• **GIVEN TASK**
Please transcribe the records precisely; pictures stay out of your copy.

• **INPUT MATERIAL**
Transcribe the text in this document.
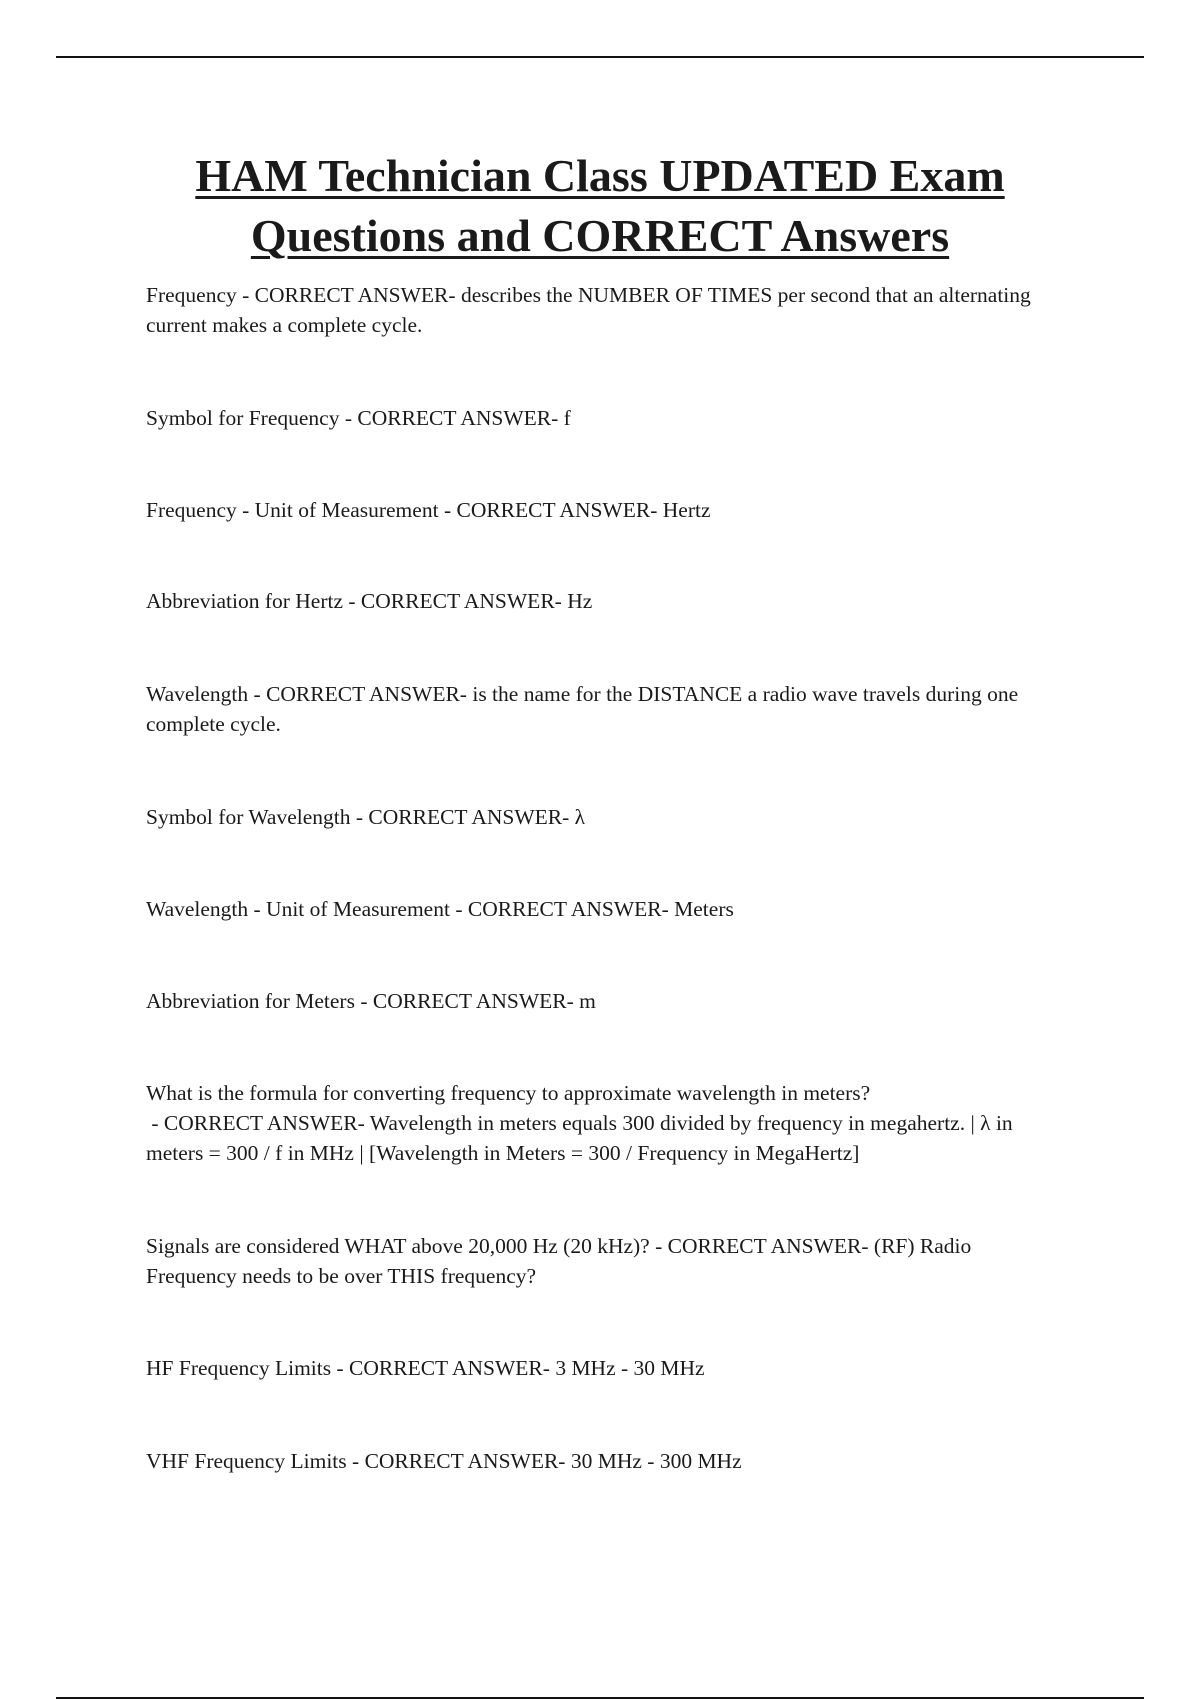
HAM Technician Class UPDATED Exam
Questions and CORRECT Answers

Frequency - CORRECT ANSWER- describes the NUMBER OF TIMES per second that an alternating current makes a complete cycle.

Symbol for Frequency - CORRECT ANSWER- f

Frequency - Unit of Measurement - CORRECT ANSWER- Hertz

Abbreviation for Hertz - CORRECT ANSWER- Hz

Wavelength - CORRECT ANSWER- is the name for the DISTANCE a radio wave travels during one complete cycle.

Symbol for Wavelength - CORRECT ANSWER- λ

Wavelength - Unit of Measurement - CORRECT ANSWER- Meters

Abbreviation for Meters - CORRECT ANSWER- m

What is the formula for converting frequency to approximate wavelength in meters? - CORRECT ANSWER- Wavelength in meters equals 300 divided by frequency in megahertz. | λ in meters = 300 / f in MHz | [Wavelength in Meters = 300 / Frequency in MegaHertz]

Signals are considered WHAT above 20,000 Hz (20 kHz)? - CORRECT ANSWER- (RF) Radio Frequency needs to be over THIS frequency?

HF Frequency Limits - CORRECT ANSWER- 3 MHz - 30 MHz

VHF Frequency Limits - CORRECT ANSWER- 30 MHz - 300 MHz
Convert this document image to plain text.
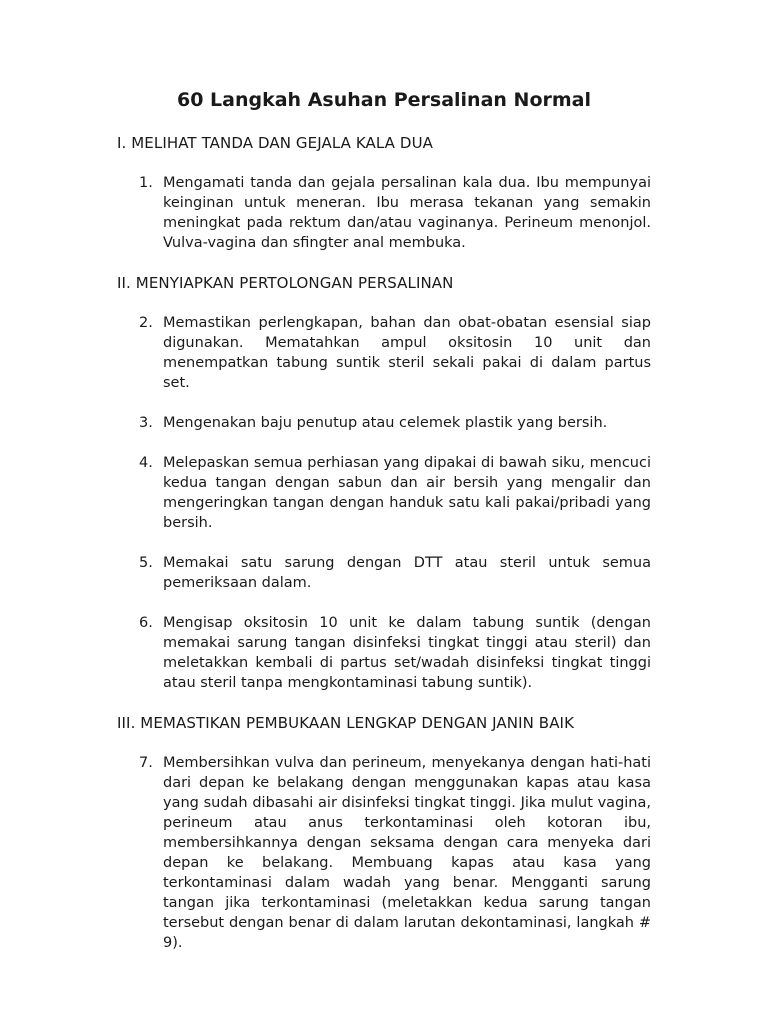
60 Langkah Asuhan Persalinan Normal
I. MELIHAT TANDA DAN GEJALA KALA DUA
1. Mengamati tanda dan gejala persalinan kala dua. Ibu mempunyai keinginan untuk meneran. Ibu merasa tekanan yang semakin meningkat pada rektum dan/atau vaginanya. Perineum menonjol. Vulva-vagina dan sfingter anal membuka.
II. MENYIAPKAN PERTOLONGAN PERSALINAN
2. Memastikan perlengkapan, bahan dan obat-obatan esensial siap digunakan. Mematahkan ampul oksitosin 10 unit dan menempatkan tabung suntik steril sekali pakai di dalam partus set.
3. Mengenakan baju penutup atau celemek plastik yang bersih.
4. Melepaskan semua perhiasan yang dipakai di bawah siku, mencuci kedua tangan dengan sabun dan air bersih yang mengalir dan mengeringkan tangan dengan handuk satu kali pakai/pribadi yang bersih.
5. Memakai satu sarung dengan DTT atau steril untuk semua pemeriksaan dalam.
6. Mengisap oksitosin 10 unit ke dalam tabung suntik (dengan memakai sarung tangan disinfeksi tingkat tinggi atau steril) dan meletakkan kembali di partus set/wadah disinfeksi tingkat tinggi atau steril tanpa mengkontaminasi tabung suntik).
III. MEMASTIKAN PEMBUKAAN LENGKAP DENGAN JANIN BAIK
7. Membersihkan vulva dan perineum, menyekanya dengan hati-hati dari depan ke belakang dengan menggunakan kapas atau kasa yang sudah dibasahi air disinfeksi tingkat tinggi. Jika mulut vagina, perineum atau anus terkontaminasi oleh kotoran ibu, membersihkannya dengan seksama dengan cara menyeka dari depan ke belakang. Membuang kapas atau kasa yang terkontaminasi dalam wadah yang benar. Mengganti sarung tangan jika terkontaminasi (meletakkan kedua sarung tangan tersebut dengan benar di dalam larutan dekontaminasi, langkah # 9).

• **THE OUTPUT**
Transcribe the text in this document.
HAM Technician Class UPDATED Exam
Questions and CORRECT Answers

Frequency - CORRECT ANSWER- describes the NUMBER OF TIMES per second that an alternating current makes a complete cycle.

Symbol for Frequency - CORRECT ANSWER- f

Frequency - Unit of Measurement - CORRECT ANSWER- Hertz

Abbreviation for Hertz - CORRECT ANSWER- Hz

Wavelength - CORRECT ANSWER- is the name for the DISTANCE a radio wave travels during one complete cycle.

Symbol for Wavelength - CORRECT ANSWER- λ

Wavelength - Unit of Measurement - CORRECT ANSWER- Meters

Abbreviation for Meters - CORRECT ANSWER- m

What is the formula for converting frequency to approximate wavelength in meters? - CORRECT ANSWER- Wavelength in meters equals 300 divided by frequency in megahertz. | λ in meters = 300 / f in MHz | [Wavelength in Meters = 300 / Frequency in MegaHertz]

Signals are considered WHAT above 20,000 Hz (20 kHz)? - CORRECT ANSWER- (RF) Radio Frequency needs to be over THIS frequency?

HF Frequency Limits - CORRECT ANSWER- 3 MHz - 30 MHz

VHF Frequency Limits - CORRECT ANSWER- 30 MHz - 300 MHz
Convert this document image to plain text.
60 Langkah Asuhan Persalinan Normal
I. MELIHAT TANDA DAN GEJALA KALA DUA
1. Mengamati tanda dan gejala persalinan kala dua. Ibu mempunyai keinginan untuk meneran. Ibu merasa tekanan yang semakin meningkat pada rektum dan/atau vaginanya. Perineum menonjol. Vulva-vagina dan sfingter anal membuka.
II. MENYIAPKAN PERTOLONGAN PERSALINAN
2. Memastikan perlengkapan, bahan dan obat-obatan esensial siap digunakan. Mematahkan ampul oksitosin 10 unit dan menempatkan tabung suntik steril sekali pakai di dalam partus set.
3. Mengenakan baju penutup atau celemek plastik yang bersih.
4. Melepaskan semua perhiasan yang dipakai di bawah siku, mencuci kedua tangan dengan sabun dan air bersih yang mengalir dan mengeringkan tangan dengan handuk satu kali pakai/pribadi yang bersih.
5. Memakai satu sarung dengan DTT atau steril untuk semua pemeriksaan dalam.
6. Mengisap oksitosin 10 unit ke dalam tabung suntik (dengan memakai sarung tangan disinfeksi tingkat tinggi atau steril) dan meletakkan kembali di partus set/wadah disinfeksi tingkat tinggi atau steril tanpa mengkontaminasi tabung suntik).
III. MEMASTIKAN PEMBUKAAN LENGKAP DENGAN JANIN BAIK
7. Membersihkan vulva dan perineum, menyekanya dengan hati-hati dari depan ke belakang dengan menggunakan kapas atau kasa yang sudah dibasahi air disinfeksi tingkat tinggi. Jika mulut vagina, perineum atau anus terkontaminasi oleh kotoran ibu, membersihkannya dengan seksama dengan cara menyeka dari depan ke belakang. Membuang kapas atau kasa yang terkontaminasi dalam wadah yang benar. Mengganti sarung tangan jika terkontaminasi (meletakkan kedua sarung tangan tersebut dengan benar di dalam larutan dekontaminasi, langkah # 9).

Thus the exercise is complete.